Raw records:
• • •

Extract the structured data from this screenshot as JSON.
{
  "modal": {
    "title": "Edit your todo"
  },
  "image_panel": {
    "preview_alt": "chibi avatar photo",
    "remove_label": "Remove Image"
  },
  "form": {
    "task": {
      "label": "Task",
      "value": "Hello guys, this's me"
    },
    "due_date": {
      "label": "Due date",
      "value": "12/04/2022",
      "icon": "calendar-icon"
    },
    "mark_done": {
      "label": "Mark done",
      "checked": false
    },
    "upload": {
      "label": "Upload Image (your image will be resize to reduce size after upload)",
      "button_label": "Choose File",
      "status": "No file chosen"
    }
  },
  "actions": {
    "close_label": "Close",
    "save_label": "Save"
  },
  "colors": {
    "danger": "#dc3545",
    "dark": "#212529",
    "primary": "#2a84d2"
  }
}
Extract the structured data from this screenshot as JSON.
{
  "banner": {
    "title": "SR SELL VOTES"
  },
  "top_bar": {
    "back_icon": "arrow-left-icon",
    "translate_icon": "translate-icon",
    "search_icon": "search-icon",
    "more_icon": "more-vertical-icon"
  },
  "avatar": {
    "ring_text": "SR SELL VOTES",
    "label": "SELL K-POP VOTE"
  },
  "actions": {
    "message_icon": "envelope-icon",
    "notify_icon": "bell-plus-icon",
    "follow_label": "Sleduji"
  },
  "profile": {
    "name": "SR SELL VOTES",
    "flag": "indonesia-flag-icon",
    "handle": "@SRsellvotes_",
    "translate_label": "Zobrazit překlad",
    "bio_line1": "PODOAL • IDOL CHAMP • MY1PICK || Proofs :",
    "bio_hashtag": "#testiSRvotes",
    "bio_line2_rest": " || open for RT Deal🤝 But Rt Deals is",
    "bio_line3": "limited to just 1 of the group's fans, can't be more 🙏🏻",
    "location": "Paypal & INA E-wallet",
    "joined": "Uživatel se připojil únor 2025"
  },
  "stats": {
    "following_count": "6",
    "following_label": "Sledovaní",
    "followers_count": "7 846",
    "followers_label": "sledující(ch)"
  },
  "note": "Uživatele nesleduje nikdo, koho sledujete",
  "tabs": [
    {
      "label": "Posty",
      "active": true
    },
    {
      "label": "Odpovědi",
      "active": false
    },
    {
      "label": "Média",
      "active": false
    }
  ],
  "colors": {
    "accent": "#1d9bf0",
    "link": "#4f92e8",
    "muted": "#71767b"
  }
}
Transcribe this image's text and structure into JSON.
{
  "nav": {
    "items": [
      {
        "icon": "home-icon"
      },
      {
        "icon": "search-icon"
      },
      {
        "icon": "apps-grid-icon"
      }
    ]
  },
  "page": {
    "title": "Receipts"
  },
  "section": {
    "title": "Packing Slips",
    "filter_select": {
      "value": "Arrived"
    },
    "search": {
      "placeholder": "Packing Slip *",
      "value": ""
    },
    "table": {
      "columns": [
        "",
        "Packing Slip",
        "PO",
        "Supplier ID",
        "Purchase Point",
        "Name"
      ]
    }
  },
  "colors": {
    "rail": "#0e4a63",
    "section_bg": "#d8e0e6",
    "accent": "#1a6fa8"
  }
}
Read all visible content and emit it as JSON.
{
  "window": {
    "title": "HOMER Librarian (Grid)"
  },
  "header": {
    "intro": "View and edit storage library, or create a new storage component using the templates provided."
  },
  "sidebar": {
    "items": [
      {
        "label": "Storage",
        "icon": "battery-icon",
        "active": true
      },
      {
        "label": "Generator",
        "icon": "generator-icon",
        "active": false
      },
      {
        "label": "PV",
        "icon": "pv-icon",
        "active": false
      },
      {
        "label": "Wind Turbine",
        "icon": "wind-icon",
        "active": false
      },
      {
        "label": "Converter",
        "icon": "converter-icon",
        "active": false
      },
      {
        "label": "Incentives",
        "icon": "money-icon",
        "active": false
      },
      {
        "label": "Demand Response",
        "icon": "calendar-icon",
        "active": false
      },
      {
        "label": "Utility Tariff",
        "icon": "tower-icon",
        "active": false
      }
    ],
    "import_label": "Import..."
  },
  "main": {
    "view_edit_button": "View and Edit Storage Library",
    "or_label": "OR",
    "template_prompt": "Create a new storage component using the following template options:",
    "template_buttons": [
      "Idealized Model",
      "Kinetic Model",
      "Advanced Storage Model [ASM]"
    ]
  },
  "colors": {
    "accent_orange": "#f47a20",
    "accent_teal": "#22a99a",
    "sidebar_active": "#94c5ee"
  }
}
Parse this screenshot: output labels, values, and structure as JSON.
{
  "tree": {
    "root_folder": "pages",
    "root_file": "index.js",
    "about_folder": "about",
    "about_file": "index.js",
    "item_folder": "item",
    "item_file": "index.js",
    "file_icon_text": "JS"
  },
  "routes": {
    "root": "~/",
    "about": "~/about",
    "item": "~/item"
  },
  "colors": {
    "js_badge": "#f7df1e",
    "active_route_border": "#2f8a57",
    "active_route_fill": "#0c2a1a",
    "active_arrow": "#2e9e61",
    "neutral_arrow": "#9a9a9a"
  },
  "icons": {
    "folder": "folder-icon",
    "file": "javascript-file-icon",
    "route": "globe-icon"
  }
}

• • •

Reproduce every line above without error.

COMPLETED EXERCISE:
Extract the structured data from this screenshot as JSON.
{
  "modal": {
    "title": "Edit your todo"
  },
  "image_panel": {
    "preview_alt": "chibi avatar photo",
    "remove_label": "Remove Image"
  },
  "form": {
    "task": {
      "label": "Task",
      "value": "Hello guys, this's me"
    },
    "due_date": {
      "label": "Due date",
      "value": "12/04/2022",
      "icon": "calendar-icon"
    },
    "mark_done": {
      "label": "Mark done",
      "checked": false
    },
    "upload": {
      "label": "Upload Image (your image will be resize to reduce size after upload)",
      "button_label": "Choose File",
      "status": "No file chosen"
    }
  },
  "actions": {
    "close_label": "Close",
    "save_label": "Save"
  },
  "colors": {
    "danger": "#dc3545",
    "dark": "#212529",
    "primary": "#2a84d2"
  }
}
Extract the structured data from this screenshot as JSON.
{
  "banner": {
    "title": "SR SELL VOTES"
  },
  "top_bar": {
    "back_icon": "arrow-left-icon",
    "translate_icon": "translate-icon",
    "search_icon": "search-icon",
    "more_icon": "more-vertical-icon"
  },
  "avatar": {
    "ring_text": "SR SELL VOTES",
    "label": "SELL K-POP VOTE"
  },
  "actions": {
    "message_icon": "envelope-icon",
    "notify_icon": "bell-plus-icon",
    "follow_label": "Sleduji"
  },
  "profile": {
    "name": "SR SELL VOTES",
    "flag": "indonesia-flag-icon",
    "handle": "@SRsellvotes_",
    "translate_label": "Zobrazit překlad",
    "bio_line1": "PODOAL • IDOL CHAMP • MY1PICK || Proofs :",
    "bio_hashtag": "#testiSRvotes",
    "bio_line2_rest": " || open for RT Deal🤝 But Rt Deals is",
    "bio_line3": "limited to just 1 of the group's fans, can't be more 🙏🏻",
    "location": "Paypal & INA E-wallet",
    "joined": "Uživatel se připojil únor 2025"
  },
  "stats": {
    "following_count": "6",
    "following_label": "Sledovaní",
    "followers_count": "7 846",
    "followers_label": "sledující(ch)"
  },
  "note": "Uživatele nesleduje nikdo, koho sledujete",
  "tabs": [
    {
      "label": "Posty",
      "active": true
    },
    {
      "label": "Odpovědi",
      "active": false
    },
    {
      "label": "Média",
      "active": false
    }
  ],
  "colors": {
    "accent": "#1d9bf0",
    "link": "#4f92e8",
    "muted": "#71767b"
  }
}
Transcribe this image's text and structure into JSON.
{
  "nav": {
    "items": [
      {
        "icon": "home-icon"
      },
      {
        "icon": "search-icon"
      },
      {
        "icon": "apps-grid-icon"
      }
    ]
  },
  "page": {
    "title": "Receipts"
  },
  "section": {
    "title": "Packing Slips",
    "filter_select": {
      "value": "Arrived"
    },
    "search": {
      "placeholder": "Packing Slip *",
      "value": ""
    },
    "table": {
      "columns": [
        "",
        "Packing Slip",
        "PO",
        "Supplier ID",
        "Purchase Point",
        "Name"
      ]
    }
  },
  "colors": {
    "rail": "#0e4a63",
    "section_bg": "#d8e0e6",
    "accent": "#1a6fa8"
  }
}
Read all visible content and emit it as JSON.
{
  "window": {
    "title": "HOMER Librarian (Grid)"
  },
  "header": {
    "intro": "View and edit storage library, or create a new storage component using the templates provided."
  },
  "sidebar": {
    "items": [
      {
        "label": "Storage",
        "icon": "battery-icon",
        "active": true
      },
      {
        "label": "Generator",
        "icon": "generator-icon",
        "active": false
      },
      {
        "label": "PV",
        "icon": "pv-icon",
        "active": false
      },
      {
        "label": "Wind Turbine",
        "icon": "wind-icon",
        "active": false
      },
      {
        "label": "Converter",
        "icon": "converter-icon",
        "active": false
      },
      {
        "label": "Incentives",
        "icon": "money-icon",
        "active": false
      },
      {
        "label": "Demand Response",
        "icon": "calendar-icon",
        "active": false
      },
      {
        "label": "Utility Tariff",
        "icon": "tower-icon",
        "active": false
      }
    ],
    "import_label": "Import..."
  },
  "main": {
    "view_edit_button": "View and Edit Storage Library",
    "or_label": "OR",
    "template_prompt": "Create a new storage component using the following template options:",
    "template_buttons": [
      "Idealized Model",
      "Kinetic Model",
      "Advanced Storage Model [ASM]"
    ]
  },
  "colors": {
    "accent_orange": "#f47a20",
    "accent_teal": "#22a99a",
    "sidebar_active": "#94c5ee"
  }
}
Parse this screenshot: output labels, values, and structure as JSON.
{
  "tree": {
    "root_folder": "pages",
    "root_file": "index.js",
    "about_folder": "about",
    "about_file": "index.js",
    "item_folder": "item",
    "item_file": "index.js",
    "file_icon_text": "JS"
  },
  "routes": {
    "root": "~/",
    "about": "~/about",
    "item": "~/item"
  },
  "colors": {
    "js_badge": "#f7df1e",
    "active_route_border": "#2f8a57",
    "active_route_fill": "#0c2a1a",
    "active_arrow": "#2e9e61",
    "neutral_arrow": "#9a9a9a"
  },
  "icons": {
    "folder": "folder-icon",
    "file": "javascript-file-icon",
    "route": "globe-icon"
  }
}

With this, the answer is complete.